(Some records)
▬▬▬▬▬▬
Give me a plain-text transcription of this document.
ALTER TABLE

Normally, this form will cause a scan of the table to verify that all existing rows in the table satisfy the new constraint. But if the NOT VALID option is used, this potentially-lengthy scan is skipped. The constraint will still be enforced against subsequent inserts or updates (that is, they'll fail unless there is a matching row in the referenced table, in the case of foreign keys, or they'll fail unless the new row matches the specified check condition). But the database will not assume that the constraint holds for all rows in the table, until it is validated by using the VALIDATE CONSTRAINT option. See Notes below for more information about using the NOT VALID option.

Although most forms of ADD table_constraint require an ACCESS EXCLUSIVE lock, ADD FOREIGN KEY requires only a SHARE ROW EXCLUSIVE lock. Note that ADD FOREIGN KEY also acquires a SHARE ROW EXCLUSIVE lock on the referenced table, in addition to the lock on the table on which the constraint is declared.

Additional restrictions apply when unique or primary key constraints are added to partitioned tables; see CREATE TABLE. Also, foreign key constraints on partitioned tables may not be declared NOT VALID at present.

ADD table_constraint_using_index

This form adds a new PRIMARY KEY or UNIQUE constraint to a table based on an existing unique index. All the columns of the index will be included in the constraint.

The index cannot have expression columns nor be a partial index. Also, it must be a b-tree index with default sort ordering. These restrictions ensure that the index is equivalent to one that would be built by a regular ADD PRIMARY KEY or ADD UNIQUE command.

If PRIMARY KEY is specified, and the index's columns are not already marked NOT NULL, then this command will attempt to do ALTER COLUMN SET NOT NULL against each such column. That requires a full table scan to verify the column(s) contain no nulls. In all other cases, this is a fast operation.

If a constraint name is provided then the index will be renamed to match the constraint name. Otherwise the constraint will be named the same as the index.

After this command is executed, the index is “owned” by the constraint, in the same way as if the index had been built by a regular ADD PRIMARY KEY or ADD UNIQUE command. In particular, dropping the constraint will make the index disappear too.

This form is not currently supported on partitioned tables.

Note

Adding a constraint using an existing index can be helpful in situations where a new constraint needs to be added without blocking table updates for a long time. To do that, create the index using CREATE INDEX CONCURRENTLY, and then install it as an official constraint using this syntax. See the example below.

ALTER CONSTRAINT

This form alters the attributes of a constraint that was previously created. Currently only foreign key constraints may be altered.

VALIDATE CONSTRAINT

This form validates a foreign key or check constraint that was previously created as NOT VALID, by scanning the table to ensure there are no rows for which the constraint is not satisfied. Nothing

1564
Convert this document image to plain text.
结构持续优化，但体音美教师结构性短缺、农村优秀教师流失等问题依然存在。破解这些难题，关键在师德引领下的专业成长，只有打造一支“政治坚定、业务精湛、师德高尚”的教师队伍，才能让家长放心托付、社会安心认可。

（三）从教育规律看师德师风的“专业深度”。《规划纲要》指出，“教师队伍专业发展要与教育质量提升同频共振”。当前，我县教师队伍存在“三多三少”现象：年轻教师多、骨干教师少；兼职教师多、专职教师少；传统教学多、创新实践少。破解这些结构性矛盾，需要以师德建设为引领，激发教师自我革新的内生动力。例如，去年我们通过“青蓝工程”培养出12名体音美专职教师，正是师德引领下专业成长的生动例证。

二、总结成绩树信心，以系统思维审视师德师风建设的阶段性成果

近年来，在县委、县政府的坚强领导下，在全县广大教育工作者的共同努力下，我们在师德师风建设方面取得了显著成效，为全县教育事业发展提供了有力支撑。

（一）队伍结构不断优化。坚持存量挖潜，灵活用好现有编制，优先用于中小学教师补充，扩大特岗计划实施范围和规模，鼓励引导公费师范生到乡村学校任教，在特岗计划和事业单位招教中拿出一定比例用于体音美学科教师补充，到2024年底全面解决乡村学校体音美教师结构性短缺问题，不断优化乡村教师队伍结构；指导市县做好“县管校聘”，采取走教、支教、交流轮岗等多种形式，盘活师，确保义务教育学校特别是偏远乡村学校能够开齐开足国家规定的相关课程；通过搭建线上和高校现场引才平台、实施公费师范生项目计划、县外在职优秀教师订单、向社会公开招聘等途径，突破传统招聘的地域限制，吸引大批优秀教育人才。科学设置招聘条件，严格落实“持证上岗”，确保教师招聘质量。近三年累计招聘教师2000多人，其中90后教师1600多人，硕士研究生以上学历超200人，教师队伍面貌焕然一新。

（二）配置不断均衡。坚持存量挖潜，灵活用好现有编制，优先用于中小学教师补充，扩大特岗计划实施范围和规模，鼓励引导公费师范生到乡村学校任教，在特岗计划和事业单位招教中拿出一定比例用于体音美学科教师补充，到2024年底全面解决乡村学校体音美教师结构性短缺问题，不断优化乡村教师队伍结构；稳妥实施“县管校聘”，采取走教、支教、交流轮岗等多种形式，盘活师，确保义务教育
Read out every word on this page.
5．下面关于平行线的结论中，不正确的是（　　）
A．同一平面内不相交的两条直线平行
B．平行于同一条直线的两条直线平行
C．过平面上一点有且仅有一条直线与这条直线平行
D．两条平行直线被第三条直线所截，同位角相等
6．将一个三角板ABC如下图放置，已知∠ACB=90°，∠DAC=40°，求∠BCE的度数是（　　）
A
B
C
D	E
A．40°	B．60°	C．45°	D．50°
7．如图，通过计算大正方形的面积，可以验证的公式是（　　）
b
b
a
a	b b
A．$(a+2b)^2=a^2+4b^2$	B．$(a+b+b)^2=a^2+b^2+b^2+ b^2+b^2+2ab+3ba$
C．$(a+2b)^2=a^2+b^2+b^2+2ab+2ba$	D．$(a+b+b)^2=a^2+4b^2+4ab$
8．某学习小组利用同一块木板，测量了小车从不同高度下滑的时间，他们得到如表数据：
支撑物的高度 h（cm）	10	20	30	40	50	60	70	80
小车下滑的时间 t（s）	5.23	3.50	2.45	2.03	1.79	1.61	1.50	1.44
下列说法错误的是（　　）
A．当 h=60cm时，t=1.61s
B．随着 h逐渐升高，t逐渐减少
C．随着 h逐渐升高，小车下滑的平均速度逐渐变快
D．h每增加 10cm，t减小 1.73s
▬▬▬▬▬▬
Your task is to list each line of the records with the word "text".

Give me a plain-text transcription of this document.
Convert this document image to plain text.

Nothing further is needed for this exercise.